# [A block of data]
— BEGIN —

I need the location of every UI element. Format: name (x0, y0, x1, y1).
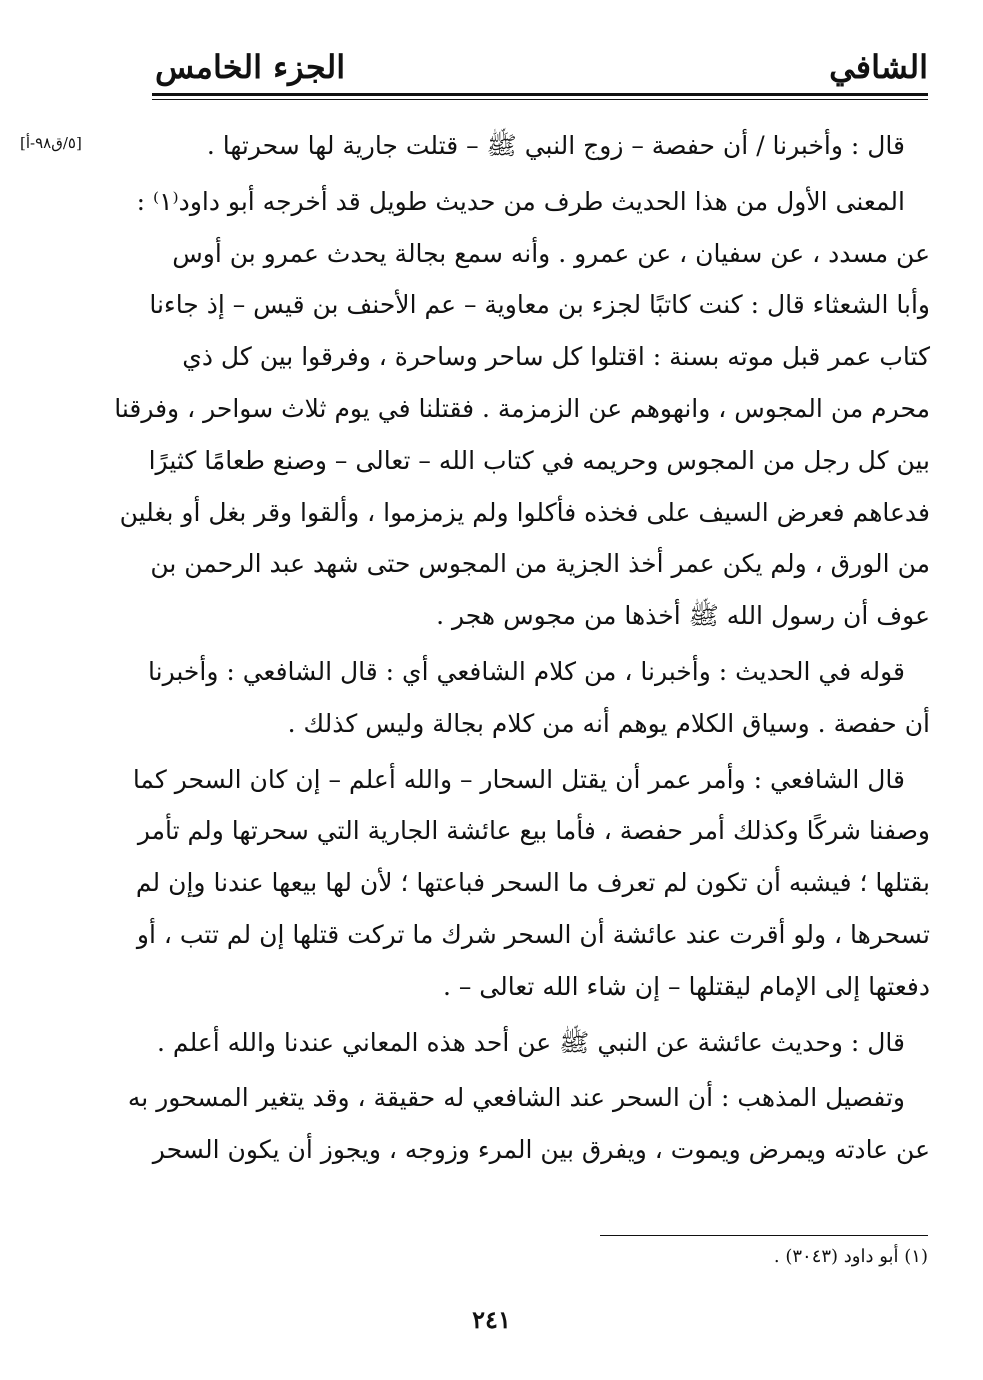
text-line: فدعاهم فعرض السيف على فخذه فأكلوا ولم يزمزموا ، وألقوا وقر بغل أو بغلين (119, 497, 930, 527)
text-line: بين كل رجل من المجوس وحريمه في كتاب الله – تعالى – وصنع طعامًا كثيرًا (148, 445, 930, 475)
text-line: دفعتها إلى الإمام ليقتلها – إن شاء الله تعالى – . (442, 971, 930, 1001)
text-line: قال : وأخبرنا / أن حفصة – زوج النبي ﷺ – قتلت جارية لها سحرتها . (206, 131, 905, 160)
footnote: (١) أبو داود (٣٠٤٣) . (773, 1246, 928, 1267)
text-line: وأبا الشعثاء قال : كنت كاتبًا لجزء بن معاوية – عم الأحنف بن قيس – إذ جاءنا (149, 290, 930, 320)
text-line: وصفنا شركًا وكذلك أمر حفصة ، فأما بيع عائشة الجارية التي سحرتها ولم تأمر (137, 816, 930, 846)
header-rule-thin (152, 99, 928, 100)
paragraph (127, 1072, 930, 1176)
text-line: قوله في الحديث : وأخبرنا ، من كلام الشافعي أي : قال الشافعي : وأخبرنا (148, 656, 905, 686)
paragraph (148, 646, 930, 750)
text-line: وتفصيل المذهب : أن السحر عند الشافعي له حقيقة ، وقد يتغير المسحور به (127, 1083, 905, 1113)
text-line: بقتلها ؛ فيشبه أن تكون لم تعرف ما السحر فباعتها ؛ لأن لها بيعها عندنا وإن لم (135, 868, 930, 898)
text-line: المعنى الأول من هذا الحديث طرف من حديث طويل قد أخرجه أبو داود⁽١⁾ : (136, 186, 905, 216)
page-number: ٢٤١ (472, 1305, 511, 1334)
book-title-header: الشافي (829, 48, 928, 86)
manuscript-margin-note: [٥/ق٩٨-أ] (20, 134, 82, 152)
text-line: قال : وحديث عائشة عن النبي ﷺ عن أحد هذه المعاني عندنا والله أعلم . (157, 1027, 905, 1057)
paragraph (148, 120, 930, 172)
text-line: كتاب عمر قبل موته بسنة : اقتلوا كل ساحر وساحرة ، وفرقوا بين كل ذي (182, 342, 930, 372)
text-line: عوف أن رسول الله ﷺ أخذها من مجوس هجر . (436, 601, 930, 631)
volume-header: الجزء الخامس (155, 48, 346, 86)
text-line: من الورق ، ولم يكن عمر أخذ الجزية من المجوس حتى شهد عبد الرحمن بن (150, 549, 930, 579)
footnote-divider (600, 1235, 928, 1236)
main-text (114, 120, 930, 1180)
text-line: عن عادته ويمرض ويموت ، ويفرق بين المرء وزوجه ، ويجوز أن يكون السحر (152, 1135, 930, 1165)
paragraph (148, 1017, 930, 1069)
text-line: أن حفصة . وسياق الكلام يوهم أنه من كلام بجالة وليس كذلك . (287, 708, 930, 738)
paragraph (132, 754, 930, 1013)
paragraph (114, 176, 930, 642)
text-line: عن مسدد ، عن سفيان ، عن عمرو . وأنه سمع بجالة يحدث عمرو بن أوس (172, 238, 930, 268)
text-line: تسحرها ، ولو أقرت عند عائشة أن السحر شرك ما تركت قتلها إن لم تتب ، أو (136, 919, 930, 949)
text-line: محرم من المجوس ، وانهوهم عن الزمزمة . فقتلنا في يوم ثلاث سواحر ، وفرقنا (114, 393, 930, 423)
text-line: قال الشافعي : وأمر عمر أن يقتل السحار – والله أعلم – إن كان السحر كما (132, 764, 905, 794)
header-rule-thick (152, 93, 928, 96)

— END —

# [Given task]
Present every line of the listing as a numbered list, skipping any blank lines and leaving out the pictures.

# [Output]
1. I need the location of every UI element. Format: name (x0, y0, x1, y1).
2. text-line: فدعاهم فعرض السيف على فخذه فأكلوا ولم يزمزموا ، وألقوا وقر بغل أو بغلين (119, 497, 930, 527)
3. text-line: بين كل رجل من المجوس وحريمه في كتاب الله – تعالى – وصنع طعامًا كثيرًا (148, 445, 930, 475)
4. text-line: دفعتها إلى الإمام ليقتلها – إن شاء الله تعالى – . (442, 971, 930, 1001)
5. text-line: قال : وأخبرنا / أن حفصة – زوج النبي ﷺ – قتلت جارية لها سحرتها . (206, 131, 905, 160)
6. footnote: (١) أبو داود (٣٠٤٣) . (773, 1246, 928, 1267)
7. text-line: وأبا الشعثاء قال : كنت كاتبًا لجزء بن معاوية – عم الأحنف بن قيس – إذ جاءنا (149, 290, 930, 320)
8. text-line: وصفنا شركًا وكذلك أمر حفصة ، فأما بيع عائشة الجارية التي سحرتها ولم تأمر (137, 816, 930, 846)
9. header-rule-thin (152, 99, 928, 100)
10. paragraph (127, 1072, 930, 1176)
11. text-line: قوله في الحديث : وأخبرنا ، من كلام الشافعي أي : قال الشافعي : وأخبرنا (148, 656, 905, 686)
12. paragraph (148, 646, 930, 750)
13. text-line: وتفصيل المذهب : أن السحر عند الشافعي له حقيقة ، وقد يتغير المسحور به (127, 1083, 905, 1113)
14. text-line: بقتلها ؛ فيشبه أن تكون لم تعرف ما السحر فباعتها ؛ لأن لها بيعها عندنا وإن لم (135, 868, 930, 898)
15. text-line: المعنى الأول من هذا الحديث طرف من حديث طويل قد أخرجه أبو داود⁽١⁾ : (136, 186, 905, 216)
16. page-number: ٢٤١ (472, 1305, 511, 1334)
17. book-title-header: الشافي (829, 48, 928, 86)
18. manuscript-margin-note: [٥/ق٩٨-أ] (20, 134, 82, 152)
19. text-line: قال : وحديث عائشة عن النبي ﷺ عن أحد هذه المعاني عندنا والله أعلم . (157, 1027, 905, 1057)
20. paragraph (148, 120, 930, 172)
21. text-line: كتاب عمر قبل موته بسنة : اقتلوا كل ساحر وساحرة ، وفرقوا بين كل ذي (182, 342, 930, 372)
22. text-line: عوف أن رسول الله ﷺ أخذها من مجوس هجر . (436, 601, 930, 631)
23. volume-header: الجزء الخامس (155, 48, 346, 86)
24. text-line: من الورق ، ولم يكن عمر أخذ الجزية من المجوس حتى شهد عبد الرحمن بن (150, 549, 930, 579)
25. footnote-divider (600, 1235, 928, 1236)
26. main-text (114, 120, 930, 1180)
27. text-line: عن عادته ويمرض ويموت ، ويفرق بين المرء وزوجه ، ويجوز أن يكون السحر (152, 1135, 930, 1165)
28. paragraph (148, 1017, 930, 1069)
29. text-line: أن حفصة . وسياق الكلام يوهم أنه من كلام بجالة وليس كذلك . (287, 708, 930, 738)
30. paragraph (132, 754, 930, 1013)
31. paragraph (114, 176, 930, 642)
32. text-line: عن مسدد ، عن سفيان ، عن عمرو . وأنه سمع بجالة يحدث عمرو بن أوس (172, 238, 930, 268)
33. text-line: تسحرها ، ولو أقرت عند عائشة أن السحر شرك ما تركت قتلها إن لم تتب ، أو (136, 919, 930, 949)
34. text-line: محرم من المجوس ، وانهوهم عن الزمزمة . فقتلنا في يوم ثلاث سواحر ، وفرقنا (114, 393, 930, 423)
35. text-line: قال الشافعي : وأمر عمر أن يقتل السحار – والله أعلم – إن كان السحر كما (132, 764, 905, 794)
36. header-rule-thick (152, 93, 928, 96)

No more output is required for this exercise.